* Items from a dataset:
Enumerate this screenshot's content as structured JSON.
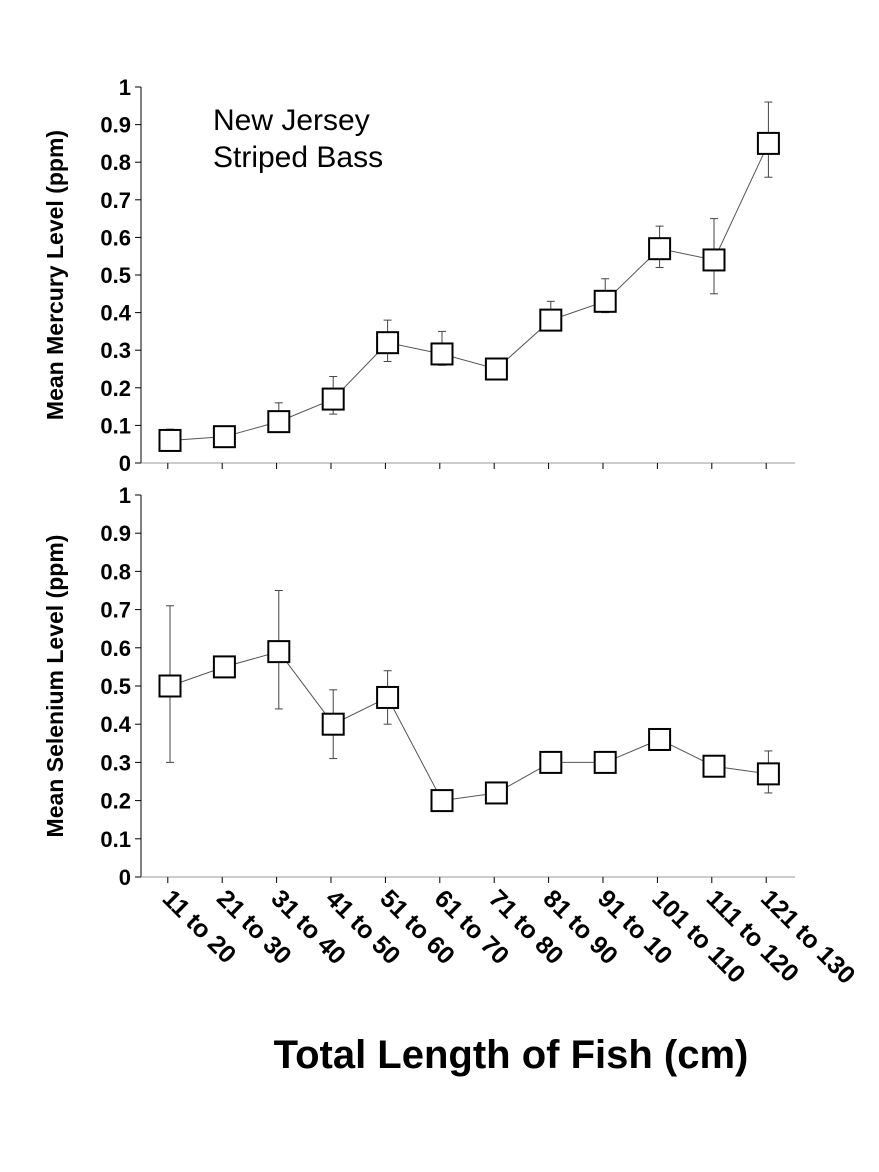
{
  "chart_data": [
    {
      "type": "line",
      "annotation_lines": [
        "New Jersey",
        "Striped Bass"
      ],
      "ylabel": "Mean Mercury Level (ppm)",
      "ylim": [
        0,
        1
      ],
      "yticks": [
        "0",
        "0.1",
        "0.2",
        "0.3",
        "0.4",
        "0.5",
        "0.6",
        "0.7",
        "0.8",
        "0.9",
        "1"
      ],
      "categories": [
        "11 to 20",
        "21 to 30",
        "31 to 40",
        "41 to 50",
        "51 to 60",
        "61 to 70",
        "71 to 80",
        "81 to 90",
        "91 to 10",
        "101 to 110",
        "111 to 120",
        "121 to 130"
      ],
      "values": [
        0.06,
        0.07,
        0.11,
        0.17,
        0.32,
        0.29,
        0.25,
        0.38,
        0.43,
        0.57,
        0.54,
        0.85
      ],
      "error_low": [
        0.04,
        0.06,
        0.1,
        0.13,
        0.27,
        0.26,
        0.25,
        0.38,
        0.4,
        0.52,
        0.45,
        0.76
      ],
      "error_high": [
        0.09,
        0.08,
        0.16,
        0.23,
        0.38,
        0.35,
        0.27,
        0.43,
        0.49,
        0.63,
        0.65,
        0.96
      ],
      "marker": "open-square"
    },
    {
      "type": "line",
      "ylabel": "Mean Selenium Level (ppm)",
      "ylim": [
        0,
        1
      ],
      "yticks": [
        "0",
        "0.1",
        "0.2",
        "0.3",
        "0.4",
        "0.5",
        "0.6",
        "0.7",
        "0.8",
        "0.9",
        "1"
      ],
      "categories": [
        "11 to 20",
        "21 to 30",
        "31 to 40",
        "41 to 50",
        "51 to 60",
        "61 to 70",
        "71 to 80",
        "81 to 90",
        "91 to 10",
        "101 to 110",
        "111 to 120",
        "121 to 130"
      ],
      "values": [
        0.5,
        0.55,
        0.59,
        0.4,
        0.47,
        0.2,
        0.22,
        0.3,
        0.3,
        0.36,
        0.29,
        0.27
      ],
      "error_low": [
        0.3,
        0.54,
        0.44,
        0.31,
        0.4,
        0.19,
        0.22,
        0.29,
        0.3,
        0.34,
        0.27,
        0.22
      ],
      "error_high": [
        0.71,
        0.56,
        0.75,
        0.49,
        0.54,
        0.21,
        0.23,
        0.31,
        0.31,
        0.37,
        0.3,
        0.33
      ],
      "marker": "open-square"
    }
  ],
  "xlabel": "Total Length of Fish (cm)"
}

* TASK TO CARRY OUT:
Transcribe every record above exactly as written, leaving out any pictures.

* EXERCISE RESULT:
Enumerate this screenshot's content as structured JSON.
{
  "chart_data": [
    {
      "type": "line",
      "annotation_lines": [
        "New Jersey",
        "Striped Bass"
      ],
      "ylabel": "Mean Mercury Level (ppm)",
      "ylim": [
        0,
        1
      ],
      "yticks": [
        "0",
        "0.1",
        "0.2",
        "0.3",
        "0.4",
        "0.5",
        "0.6",
        "0.7",
        "0.8",
        "0.9",
        "1"
      ],
      "categories": [
        "11 to 20",
        "21 to 30",
        "31 to 40",
        "41 to 50",
        "51 to 60",
        "61 to 70",
        "71 to 80",
        "81 to 90",
        "91 to 10",
        "101 to 110",
        "111 to 120",
        "121 to 130"
      ],
      "values": [
        0.06,
        0.07,
        0.11,
        0.17,
        0.32,
        0.29,
        0.25,
        0.38,
        0.43,
        0.57,
        0.54,
        0.85
      ],
      "error_low": [
        0.04,
        0.06,
        0.1,
        0.13,
        0.27,
        0.26,
        0.25,
        0.38,
        0.4,
        0.52,
        0.45,
        0.76
      ],
      "error_high": [
        0.09,
        0.08,
        0.16,
        0.23,
        0.38,
        0.35,
        0.27,
        0.43,
        0.49,
        0.63,
        0.65,
        0.96
      ],
      "marker": "open-square"
    },
    {
      "type": "line",
      "ylabel": "Mean Selenium Level (ppm)",
      "ylim": [
        0,
        1
      ],
      "yticks": [
        "0",
        "0.1",
        "0.2",
        "0.3",
        "0.4",
        "0.5",
        "0.6",
        "0.7",
        "0.8",
        "0.9",
        "1"
      ],
      "categories": [
        "11 to 20",
        "21 to 30",
        "31 to 40",
        "41 to 50",
        "51 to 60",
        "61 to 70",
        "71 to 80",
        "81 to 90",
        "91 to 10",
        "101 to 110",
        "111 to 120",
        "121 to 130"
      ],
      "values": [
        0.5,
        0.55,
        0.59,
        0.4,
        0.47,
        0.2,
        0.22,
        0.3,
        0.3,
        0.36,
        0.29,
        0.27
      ],
      "error_low": [
        0.3,
        0.54,
        0.44,
        0.31,
        0.4,
        0.19,
        0.22,
        0.29,
        0.3,
        0.34,
        0.27,
        0.22
      ],
      "error_high": [
        0.71,
        0.56,
        0.75,
        0.49,
        0.54,
        0.21,
        0.23,
        0.31,
        0.31,
        0.37,
        0.3,
        0.33
      ],
      "marker": "open-square"
    }
  ],
  "xlabel": "Total Length of Fish (cm)"
}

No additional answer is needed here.